(Data records)
----

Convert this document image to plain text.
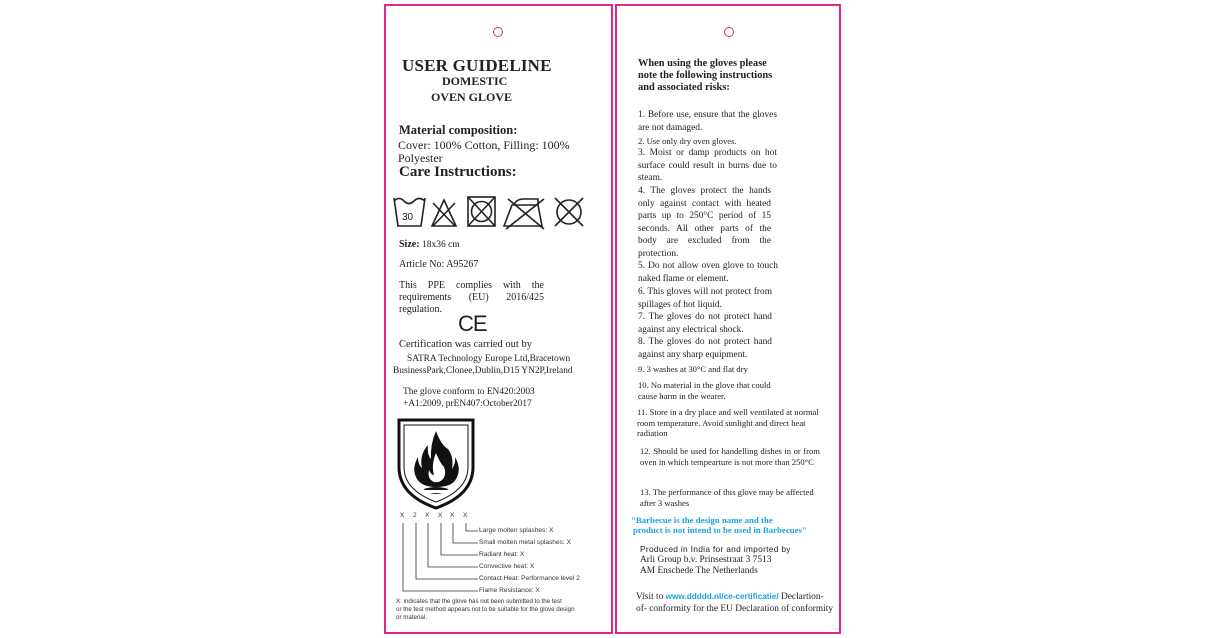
USER GUIDELINE
DOMESTIC
OVEN GLOVE
Material composition:
Cover: 100% Cotton, Filling: 100%
Polyester
Care Instructions:
30
Size: 18x36 cm
Article No: A95267
This PPE complies with the requirements (EU) 2016/425 regulation.
CE
Certification was carried out by
SATRA Technology Europe Ltd,Bracetown
BusinessPark,Clonee,Dublin,D15 YN2P,Ireland
The glove conform to EN420:2003
+A1:2009, prEN407:October2017
X 2 X X X X
Large molten splashes: X
Small molten metal splashes: X
Radiant heat: X
Convective heat: X
Contact Heat: Performance level 2
Flame Resistance: X
X: indicates that the glove has not been submitted to the test
or the test method appears not to be suitable for the glove design
or material.
When using the gloves please note the following instructions and associated risks:
1. Before use, ensure that the gloves are not damaged.
2. Use only dry oven gloves.
3. Moist or damp products on hot surface could result in burns due to steam.
4. The gloves protect the hands only against contact with heated parts up to 250°C period of 15 seconds. All other parts of the body are excluded from the protection.
5. Do not allow oven glove to touch naked flame or element.
6. This gloves will not protect from spillages of hot liquid.
7. The gloves do not protect hand against any electrical shock.
8. The gloves do not protect hand against any sharp equipment.
9. 3 washes at 30°C and flat dry
10. No material in the glove that could cause harm in the wearer.
11. Store in a dry place and well ventilated at normal room temperature. Avoid sunlight and direct heat radiation
12. Should be used for handelling dishes in or from oven in which tempearture is not more than 250°C
13. The performance of this glove may be affected after 3 washes
"Barbecue is the design name and the
product is not intend to be used in Barbecues"
Produced in India for and imported by
Arli Group b.v. Prinsestraat 3 7513
AM Enschede The Netherlands
Visit to www.ddddd.nl/ce-certificatie/ Declartion-
of- conformity for the EU Declaration of conformity
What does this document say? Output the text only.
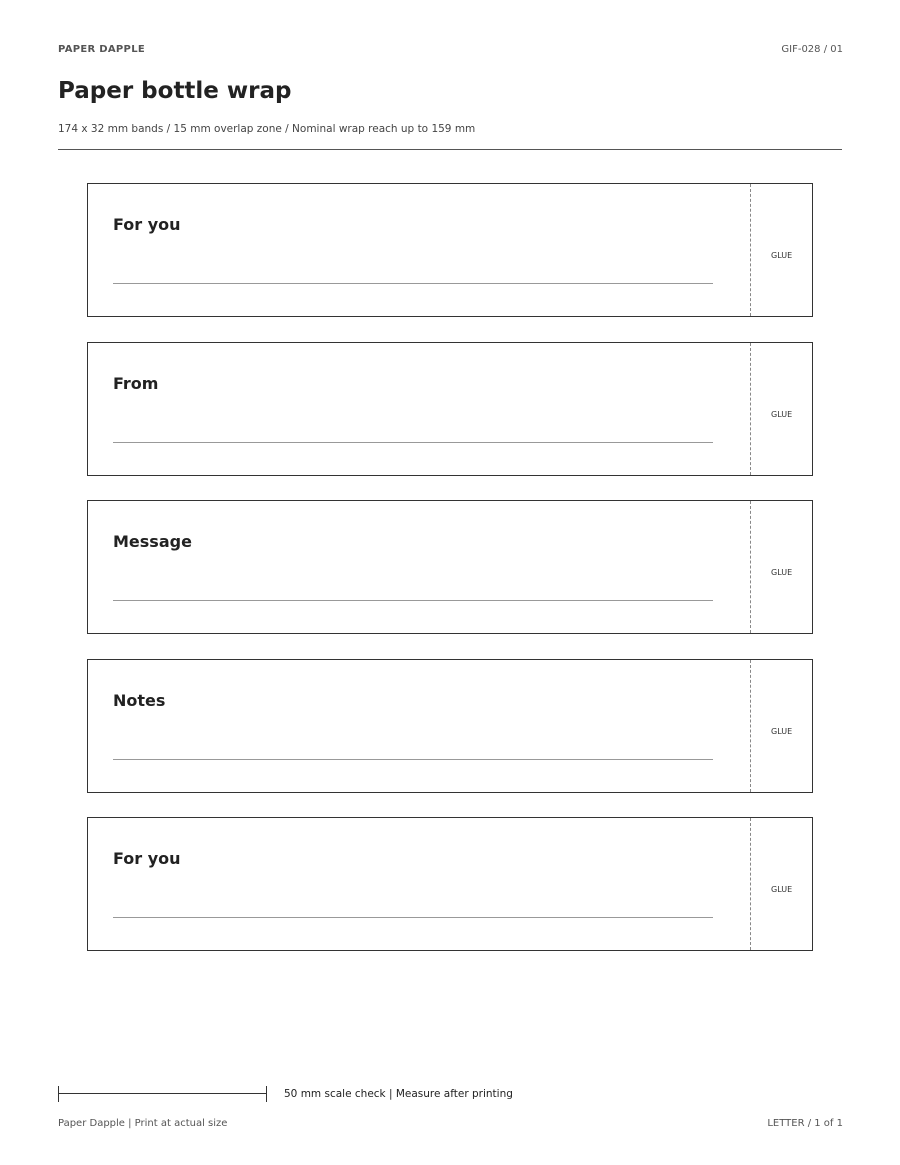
PAPER DAPPLE	GIF-028 / 01
Paper bottle wrap
174 x 32 mm bands / 15 mm overlap zone / Nominal wrap reach up to 159 mm
For you
GLUE
From
GLUE
Message
GLUE
Notes
GLUE
For you
GLUE
50 mm scale check | Measure after printing
Paper Dapple | Print at actual size	LETTER / 1 of 1
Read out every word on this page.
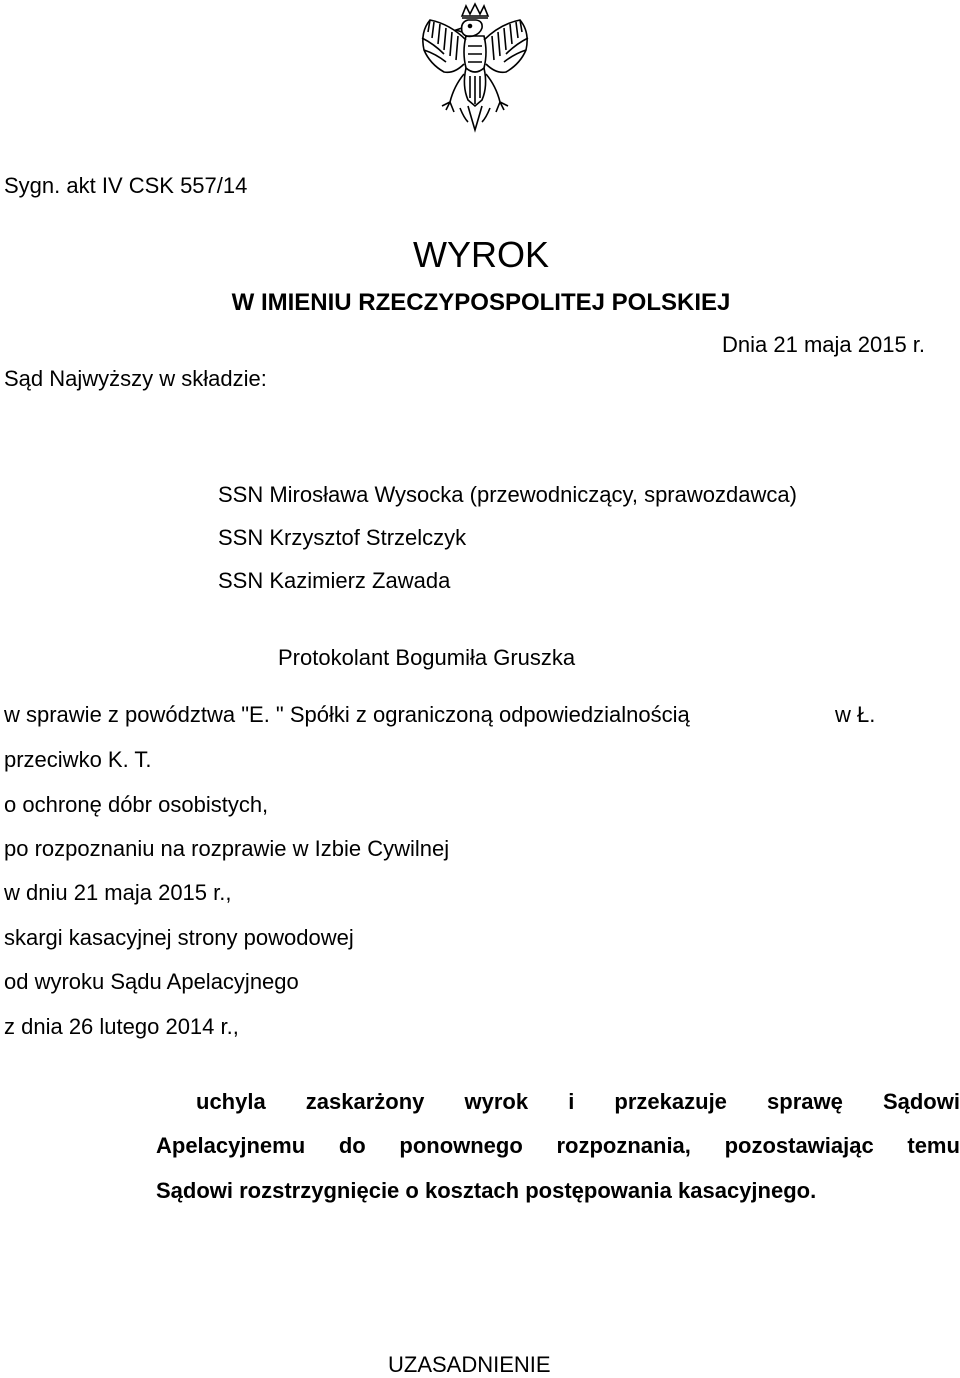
Sygn. akt IV CSK 557/14
WYROK
W IMIENIU RZECZYPOSPOLITEJ POLSKIEJ
Dnia 21 maja 2015 r.
Sąd Najwyższy w składzie:
SSN Mirosława Wysocka (przewodniczący, sprawozdawca)
SSN Krzysztof Strzelczyk
SSN Kazimierz Zawada
Protokolant Bogumiła Gruszka
w sprawie z powództwa "E. " Spółki z ograniczoną odpowiedzialnością	w Ł.
przeciwko K. T.
o ochronę dóbr osobistych,
po rozpoznaniu na rozprawie w Izbie Cywilnej
w dniu 21 maja 2015 r.,
skargi kasacyjnej strony powodowej
od wyroku Sądu Apelacyjnego
z dnia 26 lutego 2014 r.,
uchyla zaskarżony wyrok i przekazuje sprawę Sądowi
Apelacyjnemu do ponownego rozpoznania, pozostawiając temu
Sądowi rozstrzygnięcie o kosztach postępowania kasacyjnego.
UZASADNIENIE
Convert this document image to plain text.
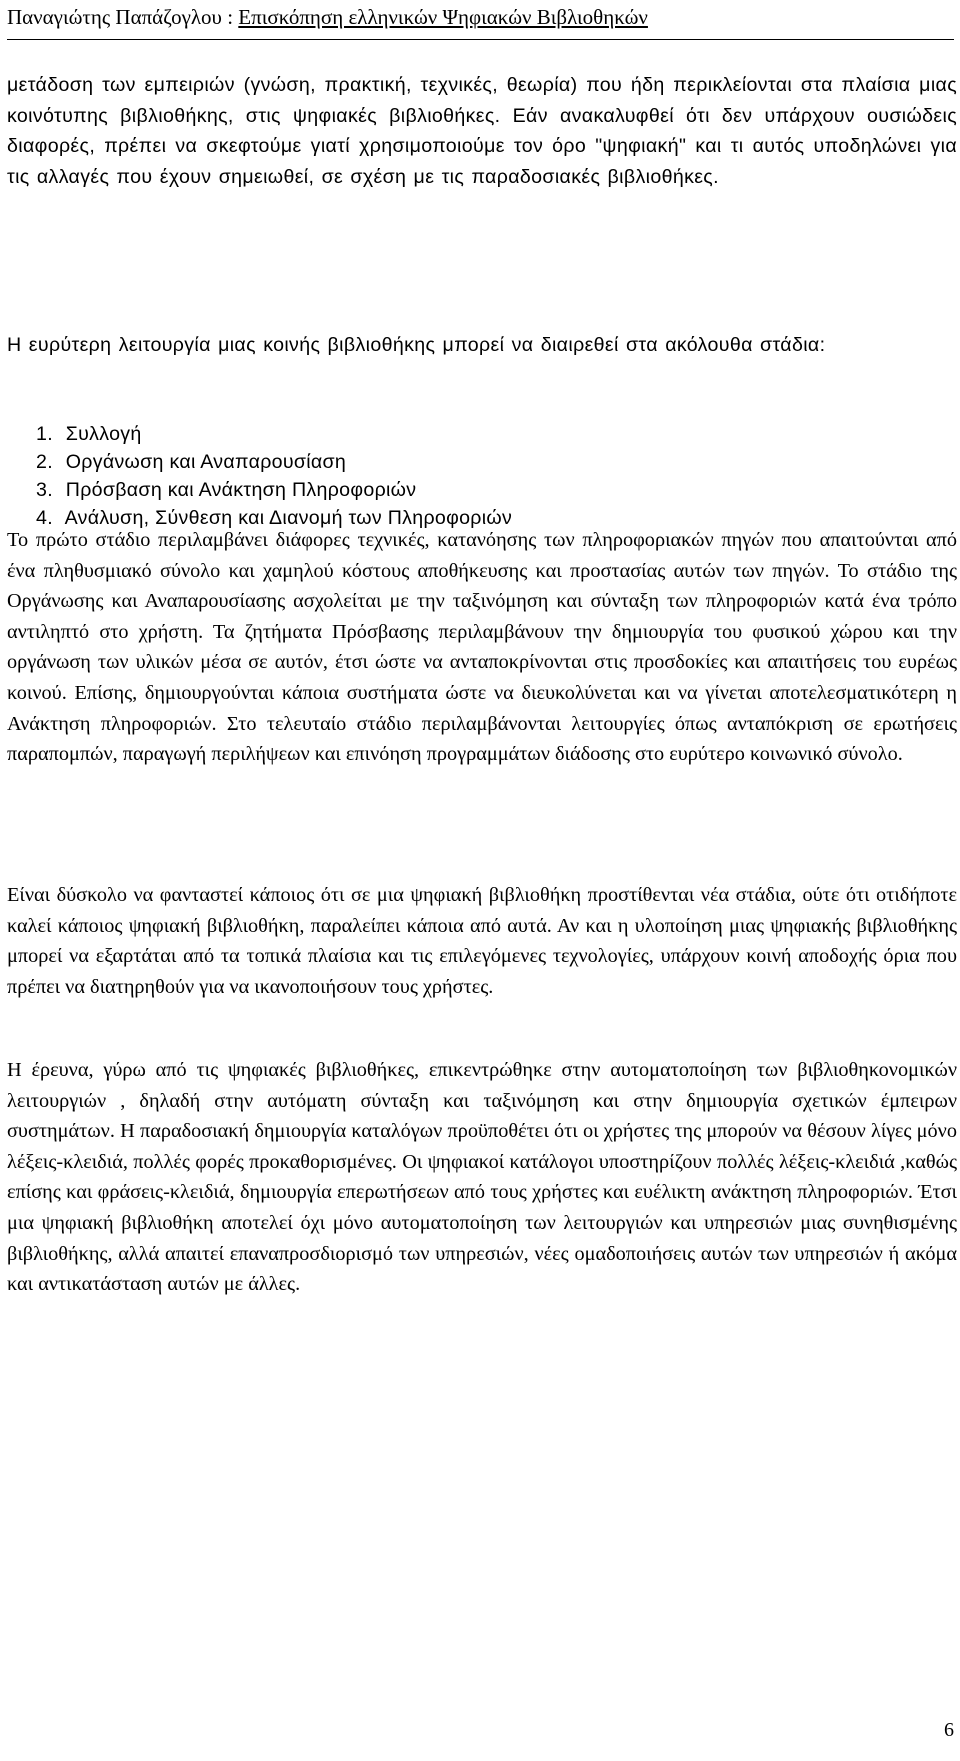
Παναγιώτης Παπάζογλου : Επισκόπηση ελληνικών Ψηφιακών Βιβλιοθηκών

μετάδοση των εμπειριών (γνώση, πρακτική, τεχνικές, θεωρία) που ήδη περικλείονται στα πλαίσια μιας κοινότυπης βιβλιοθήκης, στις ψηφιακές βιβλιοθήκες. Εάν ανακαλυφθεί ότι δεν υπάρχουν ουσιώδεις διαφορές, πρέπει να σκεφτούμε γιατί χρησιμοποιούμε τον όρο "ψηφιακή" και τι αυτός υποδηλώνει για τις αλλαγές που έχουν σημειωθεί, σε σχέση με τις παραδοσιακές βιβλιοθήκες.

Η ευρύτερη λειτουργία μιας κοινής βιβλιοθήκης μπορεί να διαιρεθεί στα ακόλουθα στάδια:

1. Συλλογή
2. Οργάνωση και Αναπαρουσίαση
3. Πρόσβαση και Ανάκτηση Πληροφοριών
4. Ανάλυση, Σύνθεση και Διανομή των Πληροφοριών

Το πρώτο στάδιο περιλαμβάνει διάφορες τεχνικές, κατανόησης των πληροφοριακών πηγών που απαιτούνται από ένα πληθυσμιακό σύνολο και χαμηλού κόστους αποθήκευσης και προστασίας αυτών των πηγών. Το στάδιο της Οργάνωσης και Αναπαρουσίασης ασχολείται με την ταξινόμηση και σύνταξη των πληροφοριών κατά ένα τρόπο αντιληπτό στο χρήστη. Τα ζητήματα Πρόσβασης περιλαμβάνουν την δημιουργία του φυσικού χώρου και την οργάνωση των υλικών μέσα σε αυτόν, έτσι ώστε να ανταποκρίνονται στις προσδοκίες και απαιτήσεις του ευρέως κοινού. Επίσης, δημιουργούνται κάποια συστήματα ώστε να διευκολύνεται και να γίνεται αποτελεσματικότερη η Ανάκτηση πληροφοριών. Στο τελευταίο στάδιο περιλαμβάνονται λειτουργίες όπως ανταπόκριση σε ερωτήσεις παραπομπών, παραγωγή περιλήψεων και επινόηση προγραμμάτων διάδοσης στο ευρύτερο κοινωνικό σύνολο.

Είναι δύσκολο να φανταστεί κάποιος ότι σε μια ψηφιακή βιβλιοθήκη προστίθενται νέα στάδια, ούτε ότι οτιδήποτε καλεί κάποιος ψηφιακή βιβλιοθήκη, παραλείπει κάποια από αυτά. Αν και η υλοποίηση μιας ψηφιακής βιβλιοθήκης μπορεί να εξαρτάται από τα τοπικά πλαίσια και τις επιλεγόμενες τεχνολογίες, υπάρχουν κοινή αποδοχής όρια που πρέπει να διατηρηθούν για να ικανοποιήσουν τους χρήστες.

Η έρευνα, γύρω από τις ψηφιακές βιβλιοθήκες, επικεντρώθηκε στην αυτοματοποίηση των βιβλιοθηκονομικών λειτουργιών , δηλαδή στην αυτόματη σύνταξη και ταξινόμηση και στην δημιουργία σχετικών έμπειρων συστημάτων. Η παραδοσιακή δημιουργία καταλόγων προϋποθέτει ότι οι χρήστες της μπορούν να θέσουν λίγες μόνο λέξεις-κλειδιά, πολλές φορές προκαθορισμένες. Οι ψηφιακοί κατάλογοι υποστηρίζουν πολλές λέξεις-κλειδιά ,καθώς επίσης και φράσεις-κλειδιά, δημιουργία επερωτήσεων από τους χρήστες και ευέλικτη ανάκτηση πληροφοριών. Έτσι μια ψηφιακή βιβλιοθήκη αποτελεί όχι μόνο αυτοματοποίηση των λειτουργιών και υπηρεσιών μιας συνηθισμένης βιβλιοθήκης, αλλά απαιτεί επαναπροσδιορισμό των υπηρεσιών, νέες ομαδοποιήσεις αυτών των υπηρεσιών ή ακόμα και αντικατάσταση αυτών με άλλες.

6
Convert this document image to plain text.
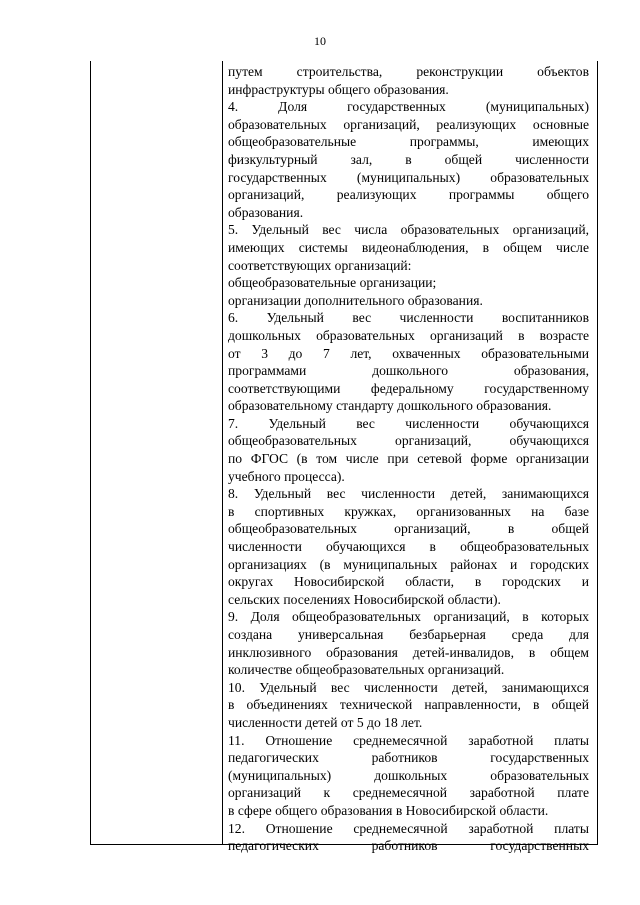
10
путем строительства, реконструкции объектов
инфраструктуры общего образования.
4. Доля государственных (муниципальных)
образовательных организаций, реализующих основные
общеобразовательные программы, имеющих
физкультурный зал, в общей численности
государственных (муниципальных) образовательных
организаций, реализующих программы общего
образования.
5. Удельный вес числа образовательных организаций,
имеющих системы видеонаблюдения, в общем числе
соответствующих организаций:
общеобразовательные организации;
организации дополнительного образования.
6. Удельный вес численности воспитанников
дошкольных образовательных организаций в возрасте
от 3 до 7 лет, охваченных образовательными
программами дошкольного образования,
соответствующими федеральному государственному
образовательному стандарту дошкольного образования.
7. Удельный вес численности обучающихся
общеобразовательных организаций, обучающихся
по ФГОС (в том числе при сетевой форме организации
учебного процесса).
8. Удельный вес численности детей, занимающихся
в спортивных кружках, организованных на базе
общеобразовательных организаций, в общей
численности обучающихся в общеобразовательных
организациях (в муниципальных районах и городских
округах Новосибирской области, в городских и
сельских поселениях Новосибирской области).
9. Доля общеобразовательных организаций, в которых
создана универсальная безбарьерная среда для
инклюзивного образования детей-инвалидов, в общем
количестве общеобразовательных организаций.
10. Удельный вес численности детей, занимающихся
в объединениях технической направленности, в общей
численности детей от 5 до 18 лет.
11. Отношение среднемесячной заработной платы
педагогических работников государственных
(муниципальных) дошкольных образовательных
организаций к среднемесячной заработной плате
в сфере общего образования в Новосибирской области.
12. Отношение среднемесячной заработной платы
педагогических работников государственных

----

Given problem: Pick out each line that holds the string "washes".

Response to this task:
9. 3 washes at 30°C and flat dry
13. The performance of this glove may be affected after 3 washes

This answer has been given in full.